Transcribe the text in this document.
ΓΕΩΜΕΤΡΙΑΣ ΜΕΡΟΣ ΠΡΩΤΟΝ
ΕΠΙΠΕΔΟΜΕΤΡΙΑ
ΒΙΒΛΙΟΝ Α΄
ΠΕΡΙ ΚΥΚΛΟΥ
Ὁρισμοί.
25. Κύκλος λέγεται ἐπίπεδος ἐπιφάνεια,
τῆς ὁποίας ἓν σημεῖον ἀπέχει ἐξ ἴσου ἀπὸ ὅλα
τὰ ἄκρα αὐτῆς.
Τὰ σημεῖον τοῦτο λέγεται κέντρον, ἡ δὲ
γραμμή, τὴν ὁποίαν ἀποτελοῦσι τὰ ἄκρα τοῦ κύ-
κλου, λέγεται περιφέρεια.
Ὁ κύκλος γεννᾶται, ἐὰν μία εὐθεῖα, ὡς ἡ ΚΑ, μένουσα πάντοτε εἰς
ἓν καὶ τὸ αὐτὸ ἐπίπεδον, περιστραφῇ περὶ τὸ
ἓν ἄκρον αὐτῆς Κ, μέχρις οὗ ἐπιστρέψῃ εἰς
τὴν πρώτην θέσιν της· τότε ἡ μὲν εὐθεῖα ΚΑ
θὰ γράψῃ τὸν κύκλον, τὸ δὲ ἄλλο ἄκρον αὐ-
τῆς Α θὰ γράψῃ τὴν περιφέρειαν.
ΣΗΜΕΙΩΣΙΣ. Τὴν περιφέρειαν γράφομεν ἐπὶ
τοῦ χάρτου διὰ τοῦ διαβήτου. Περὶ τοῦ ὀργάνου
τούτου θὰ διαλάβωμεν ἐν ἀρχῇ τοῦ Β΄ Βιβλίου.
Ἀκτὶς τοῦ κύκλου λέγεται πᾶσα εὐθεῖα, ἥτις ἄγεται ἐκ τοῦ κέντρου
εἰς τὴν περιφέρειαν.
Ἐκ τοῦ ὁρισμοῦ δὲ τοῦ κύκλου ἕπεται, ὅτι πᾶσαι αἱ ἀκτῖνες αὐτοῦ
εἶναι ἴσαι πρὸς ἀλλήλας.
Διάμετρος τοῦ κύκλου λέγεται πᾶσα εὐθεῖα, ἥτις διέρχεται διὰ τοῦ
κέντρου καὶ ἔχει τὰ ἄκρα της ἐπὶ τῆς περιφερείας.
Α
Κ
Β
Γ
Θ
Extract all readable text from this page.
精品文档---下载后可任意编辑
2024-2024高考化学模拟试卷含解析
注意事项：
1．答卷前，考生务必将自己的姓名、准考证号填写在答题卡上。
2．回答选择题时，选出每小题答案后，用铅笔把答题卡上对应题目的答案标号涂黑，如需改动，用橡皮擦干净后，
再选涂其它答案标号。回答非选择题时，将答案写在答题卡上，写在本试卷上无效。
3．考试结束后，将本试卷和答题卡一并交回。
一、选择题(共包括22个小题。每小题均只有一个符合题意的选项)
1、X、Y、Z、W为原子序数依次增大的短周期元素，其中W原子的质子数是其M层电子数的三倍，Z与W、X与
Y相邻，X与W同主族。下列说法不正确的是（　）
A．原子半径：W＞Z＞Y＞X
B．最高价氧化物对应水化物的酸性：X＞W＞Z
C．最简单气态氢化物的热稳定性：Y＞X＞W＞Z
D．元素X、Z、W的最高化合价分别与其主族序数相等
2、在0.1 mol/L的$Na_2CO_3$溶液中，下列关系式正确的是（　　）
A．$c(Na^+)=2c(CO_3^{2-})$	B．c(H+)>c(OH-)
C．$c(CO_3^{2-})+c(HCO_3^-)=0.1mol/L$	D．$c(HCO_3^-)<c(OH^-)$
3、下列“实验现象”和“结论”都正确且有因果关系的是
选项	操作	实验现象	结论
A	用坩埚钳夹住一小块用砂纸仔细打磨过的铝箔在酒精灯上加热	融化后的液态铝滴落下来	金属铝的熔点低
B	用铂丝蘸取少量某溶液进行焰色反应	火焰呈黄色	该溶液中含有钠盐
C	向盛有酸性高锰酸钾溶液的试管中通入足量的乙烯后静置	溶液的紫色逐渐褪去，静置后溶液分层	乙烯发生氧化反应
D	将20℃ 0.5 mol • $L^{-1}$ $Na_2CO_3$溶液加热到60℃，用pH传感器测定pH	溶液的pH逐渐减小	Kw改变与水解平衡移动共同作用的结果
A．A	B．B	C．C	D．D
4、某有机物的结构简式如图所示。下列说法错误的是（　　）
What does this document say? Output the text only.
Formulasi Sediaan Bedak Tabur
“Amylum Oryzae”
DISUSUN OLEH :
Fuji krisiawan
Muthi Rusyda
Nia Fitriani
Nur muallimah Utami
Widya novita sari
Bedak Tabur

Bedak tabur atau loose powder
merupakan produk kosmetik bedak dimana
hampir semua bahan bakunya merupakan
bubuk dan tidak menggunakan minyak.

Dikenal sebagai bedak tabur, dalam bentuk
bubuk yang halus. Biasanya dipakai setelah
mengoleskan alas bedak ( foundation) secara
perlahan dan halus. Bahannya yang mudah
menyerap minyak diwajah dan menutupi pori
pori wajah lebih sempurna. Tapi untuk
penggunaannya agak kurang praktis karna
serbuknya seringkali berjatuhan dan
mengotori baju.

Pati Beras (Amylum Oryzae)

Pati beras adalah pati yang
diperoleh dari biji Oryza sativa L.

#### WORK INSTRUCTIONS
Please quote the data above in full, with no line missing.

#### SOLUTION
Transcribe the text in this document.
ΓΕΩΜΕΤΡΙΑΣ ΜΕΡΟΣ ΠΡΩΤΟΝ
ΕΠΙΠΕΔΟΜΕΤΡΙΑ
ΒΙΒΛΙΟΝ Α΄
ΠΕΡΙ ΚΥΚΛΟΥ
Ὁρισμοί.
25. Κύκλος λέγεται ἐπίπεδος ἐπιφάνεια,
τῆς ὁποίας ἓν σημεῖον ἀπέχει ἐξ ἴσου ἀπὸ ὅλα
τὰ ἄκρα αὐτῆς.
Τὰ σημεῖον τοῦτο λέγεται κέντρον, ἡ δὲ
γραμμή, τὴν ὁποίαν ἀποτελοῦσι τὰ ἄκρα τοῦ κύ-
κλου, λέγεται περιφέρεια.
Ὁ κύκλος γεννᾶται, ἐὰν μία εὐθεῖα, ὡς ἡ ΚΑ, μένουσα πάντοτε εἰς
ἓν καὶ τὸ αὐτὸ ἐπίπεδον, περιστραφῇ περὶ τὸ
ἓν ἄκρον αὐτῆς Κ, μέχρις οὗ ἐπιστρέψῃ εἰς
τὴν πρώτην θέσιν της· τότε ἡ μὲν εὐθεῖα ΚΑ
θὰ γράψῃ τὸν κύκλον, τὸ δὲ ἄλλο ἄκρον αὐ-
τῆς Α θὰ γράψῃ τὴν περιφέρειαν.
ΣΗΜΕΙΩΣΙΣ. Τὴν περιφέρειαν γράφομεν ἐπὶ
τοῦ χάρτου διὰ τοῦ διαβήτου. Περὶ τοῦ ὀργάνου
τούτου θὰ διαλάβωμεν ἐν ἀρχῇ τοῦ Β΄ Βιβλίου.
Ἀκτὶς τοῦ κύκλου λέγεται πᾶσα εὐθεῖα, ἥτις ἄγεται ἐκ τοῦ κέντρου
εἰς τὴν περιφέρειαν.
Ἐκ τοῦ ὁρισμοῦ δὲ τοῦ κύκλου ἕπεται, ὅτι πᾶσαι αἱ ἀκτῖνες αὐτοῦ
εἶναι ἴσαι πρὸς ἀλλήλας.
Διάμετρος τοῦ κύκλου λέγεται πᾶσα εὐθεῖα, ἥτις διέρχεται διὰ τοῦ
κέντρου καὶ ἔχει τὰ ἄκρα της ἐπὶ τῆς περιφερείας.
Α
Κ
Β
Γ
Θ
Extract all readable text from this page.
精品文档---下载后可任意编辑
2024-2024高考化学模拟试卷含解析
注意事项：
1．答卷前，考生务必将自己的姓名、准考证号填写在答题卡上。
2．回答选择题时，选出每小题答案后，用铅笔把答题卡上对应题目的答案标号涂黑，如需改动，用橡皮擦干净后，
再选涂其它答案标号。回答非选择题时，将答案写在答题卡上，写在本试卷上无效。
3．考试结束后，将本试卷和答题卡一并交回。
一、选择题(共包括22个小题。每小题均只有一个符合题意的选项)
1、X、Y、Z、W为原子序数依次增大的短周期元素，其中W原子的质子数是其M层电子数的三倍，Z与W、X与
Y相邻，X与W同主族。下列说法不正确的是（　）
A．原子半径：W＞Z＞Y＞X
B．最高价氧化物对应水化物的酸性：X＞W＞Z
C．最简单气态氢化物的热稳定性：Y＞X＞W＞Z
D．元素X、Z、W的最高化合价分别与其主族序数相等
2、在0.1 mol/L的$Na_2CO_3$溶液中，下列关系式正确的是（　　）
A．$c(Na^+)=2c(CO_3^{2-})$	B．c(H+)>c(OH-)
C．$c(CO_3^{2-})+c(HCO_3^-)=0.1mol/L$	D．$c(HCO_3^-)<c(OH^-)$
3、下列“实验现象”和“结论”都正确且有因果关系的是
选项	操作	实验现象	结论
A	用坩埚钳夹住一小块用砂纸仔细打磨过的铝箔在酒精灯上加热	融化后的液态铝滴落下来	金属铝的熔点低
B	用铂丝蘸取少量某溶液进行焰色反应	火焰呈黄色	该溶液中含有钠盐
C	向盛有酸性高锰酸钾溶液的试管中通入足量的乙烯后静置	溶液的紫色逐渐褪去，静置后溶液分层	乙烯发生氧化反应
D	将20℃ 0.5 mol • $L^{-1}$ $Na_2CO_3$溶液加热到60℃，用pH传感器测定pH	溶液的pH逐渐减小	Kw改变与水解平衡移动共同作用的结果
A．A	B．B	C．C	D．D
4、某有机物的结构简式如图所示。下列说法错误的是（　　）
What does this document say? Output the text only.
Formulasi Sediaan Bedak Tabur
“Amylum Oryzae”
DISUSUN OLEH :
Fuji krisiawan
Muthi Rusyda
Nia Fitriani
Nur muallimah Utami
Widya novita sari
Bedak Tabur

Bedak tabur atau loose powder
merupakan produk kosmetik bedak dimana
hampir semua bahan bakunya merupakan
bubuk dan tidak menggunakan minyak.

Dikenal sebagai bedak tabur, dalam bentuk
bubuk yang halus. Biasanya dipakai setelah
mengoleskan alas bedak ( foundation) secara
perlahan dan halus. Bahannya yang mudah
menyerap minyak diwajah dan menutupi pori
pori wajah lebih sempurna. Tapi untuk
penggunaannya agak kurang praktis karna
serbuknya seringkali berjatuhan dan
mengotori baju.

Pati Beras (Amylum Oryzae)

Pati beras adalah pati yang
diperoleh dari biji Oryza sativa L.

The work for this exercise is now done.